▼

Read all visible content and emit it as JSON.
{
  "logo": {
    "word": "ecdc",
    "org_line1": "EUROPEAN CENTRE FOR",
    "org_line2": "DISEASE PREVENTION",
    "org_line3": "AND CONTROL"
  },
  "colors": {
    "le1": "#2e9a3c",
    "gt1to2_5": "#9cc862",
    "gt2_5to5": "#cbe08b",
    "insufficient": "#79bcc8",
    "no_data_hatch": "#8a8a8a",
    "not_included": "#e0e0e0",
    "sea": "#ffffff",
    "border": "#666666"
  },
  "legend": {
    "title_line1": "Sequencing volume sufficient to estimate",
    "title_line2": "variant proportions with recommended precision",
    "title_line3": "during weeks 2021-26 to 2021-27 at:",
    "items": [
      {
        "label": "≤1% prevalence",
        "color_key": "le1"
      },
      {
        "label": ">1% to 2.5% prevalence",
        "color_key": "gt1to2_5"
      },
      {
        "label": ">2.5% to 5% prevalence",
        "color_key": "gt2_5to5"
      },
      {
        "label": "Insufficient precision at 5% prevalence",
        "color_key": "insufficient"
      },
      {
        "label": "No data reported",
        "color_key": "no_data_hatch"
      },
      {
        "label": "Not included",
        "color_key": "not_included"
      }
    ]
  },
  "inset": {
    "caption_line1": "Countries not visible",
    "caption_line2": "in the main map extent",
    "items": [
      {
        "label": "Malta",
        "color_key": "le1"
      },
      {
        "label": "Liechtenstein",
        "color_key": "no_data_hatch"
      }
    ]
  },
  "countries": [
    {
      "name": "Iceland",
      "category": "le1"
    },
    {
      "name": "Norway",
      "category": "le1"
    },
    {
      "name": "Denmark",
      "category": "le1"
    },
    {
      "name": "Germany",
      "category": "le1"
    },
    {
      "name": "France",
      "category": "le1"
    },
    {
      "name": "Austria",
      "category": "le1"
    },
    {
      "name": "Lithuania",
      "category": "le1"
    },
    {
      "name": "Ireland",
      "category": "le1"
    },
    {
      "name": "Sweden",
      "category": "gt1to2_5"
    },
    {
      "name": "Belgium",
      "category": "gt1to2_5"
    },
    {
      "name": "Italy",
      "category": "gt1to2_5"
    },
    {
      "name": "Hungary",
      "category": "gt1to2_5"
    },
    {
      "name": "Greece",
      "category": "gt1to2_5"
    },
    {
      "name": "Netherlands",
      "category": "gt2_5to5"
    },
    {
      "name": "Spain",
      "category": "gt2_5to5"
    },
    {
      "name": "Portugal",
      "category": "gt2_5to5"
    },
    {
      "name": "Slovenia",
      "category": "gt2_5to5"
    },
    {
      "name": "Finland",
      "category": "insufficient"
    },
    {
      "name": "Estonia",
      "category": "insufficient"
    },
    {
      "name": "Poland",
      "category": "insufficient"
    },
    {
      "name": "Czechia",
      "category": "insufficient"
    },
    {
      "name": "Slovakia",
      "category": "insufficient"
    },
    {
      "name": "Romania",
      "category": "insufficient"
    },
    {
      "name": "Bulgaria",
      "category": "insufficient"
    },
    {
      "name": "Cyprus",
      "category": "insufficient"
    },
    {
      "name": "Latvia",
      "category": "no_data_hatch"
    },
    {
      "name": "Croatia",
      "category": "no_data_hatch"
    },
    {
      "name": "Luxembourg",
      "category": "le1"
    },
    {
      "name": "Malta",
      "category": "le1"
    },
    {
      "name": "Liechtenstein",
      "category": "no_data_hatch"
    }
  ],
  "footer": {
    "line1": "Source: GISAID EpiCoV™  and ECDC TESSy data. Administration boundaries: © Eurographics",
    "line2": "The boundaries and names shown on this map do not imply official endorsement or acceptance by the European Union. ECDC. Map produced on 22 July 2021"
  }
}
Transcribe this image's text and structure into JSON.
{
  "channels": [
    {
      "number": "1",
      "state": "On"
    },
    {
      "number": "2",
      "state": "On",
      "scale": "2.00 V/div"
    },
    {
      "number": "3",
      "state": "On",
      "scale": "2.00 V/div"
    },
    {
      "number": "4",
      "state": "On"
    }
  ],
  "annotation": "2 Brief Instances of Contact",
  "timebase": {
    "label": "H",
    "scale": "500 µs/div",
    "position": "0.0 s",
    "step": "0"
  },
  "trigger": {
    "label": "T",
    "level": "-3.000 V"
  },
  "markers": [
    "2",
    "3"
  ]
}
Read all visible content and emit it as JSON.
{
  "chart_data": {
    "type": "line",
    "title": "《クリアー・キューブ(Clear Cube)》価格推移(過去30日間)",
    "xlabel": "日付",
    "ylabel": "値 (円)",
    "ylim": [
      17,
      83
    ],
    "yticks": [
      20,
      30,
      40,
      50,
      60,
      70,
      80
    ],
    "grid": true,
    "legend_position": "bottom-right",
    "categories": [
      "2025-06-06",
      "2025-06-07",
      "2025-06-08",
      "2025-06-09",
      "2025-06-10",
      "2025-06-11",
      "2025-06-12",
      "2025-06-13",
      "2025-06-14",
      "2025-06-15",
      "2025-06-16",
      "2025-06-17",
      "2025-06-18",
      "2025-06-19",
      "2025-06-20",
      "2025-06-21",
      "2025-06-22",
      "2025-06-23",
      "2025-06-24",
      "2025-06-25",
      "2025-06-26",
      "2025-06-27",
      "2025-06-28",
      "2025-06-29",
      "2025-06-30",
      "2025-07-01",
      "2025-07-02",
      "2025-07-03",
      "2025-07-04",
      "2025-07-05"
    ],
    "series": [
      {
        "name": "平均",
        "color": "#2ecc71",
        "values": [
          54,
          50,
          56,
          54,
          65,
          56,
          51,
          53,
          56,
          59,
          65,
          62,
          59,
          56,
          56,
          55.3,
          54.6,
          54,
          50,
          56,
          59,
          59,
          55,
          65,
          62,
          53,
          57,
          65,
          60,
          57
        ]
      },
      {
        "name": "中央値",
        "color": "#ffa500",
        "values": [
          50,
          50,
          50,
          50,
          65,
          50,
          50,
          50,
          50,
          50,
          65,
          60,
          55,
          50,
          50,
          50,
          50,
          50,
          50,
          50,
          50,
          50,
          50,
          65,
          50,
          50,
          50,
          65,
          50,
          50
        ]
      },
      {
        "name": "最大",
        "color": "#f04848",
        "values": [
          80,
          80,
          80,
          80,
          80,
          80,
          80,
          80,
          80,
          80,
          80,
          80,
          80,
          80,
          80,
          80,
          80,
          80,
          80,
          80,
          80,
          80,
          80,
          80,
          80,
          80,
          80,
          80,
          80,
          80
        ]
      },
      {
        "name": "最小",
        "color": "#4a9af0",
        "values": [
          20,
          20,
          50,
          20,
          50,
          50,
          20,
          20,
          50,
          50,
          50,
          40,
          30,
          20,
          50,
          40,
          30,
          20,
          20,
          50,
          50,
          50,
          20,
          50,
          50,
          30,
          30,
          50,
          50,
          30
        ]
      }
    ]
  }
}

▲

> WHAT IS EXPECTED
Read the lines above. Gather those in which the string "boundaries" is found.

> OUTPUT FOR THIS EXERCISE
    "line1": "Source: GISAID EpiCoV™  and ECDC TESSy data. Administration boundaries: © Eurographics",
    "line2": "The boundaries and names shown on this map do not imply official endorsement or acceptance by the European Union. ECDC. Map produced on 22 July 2021"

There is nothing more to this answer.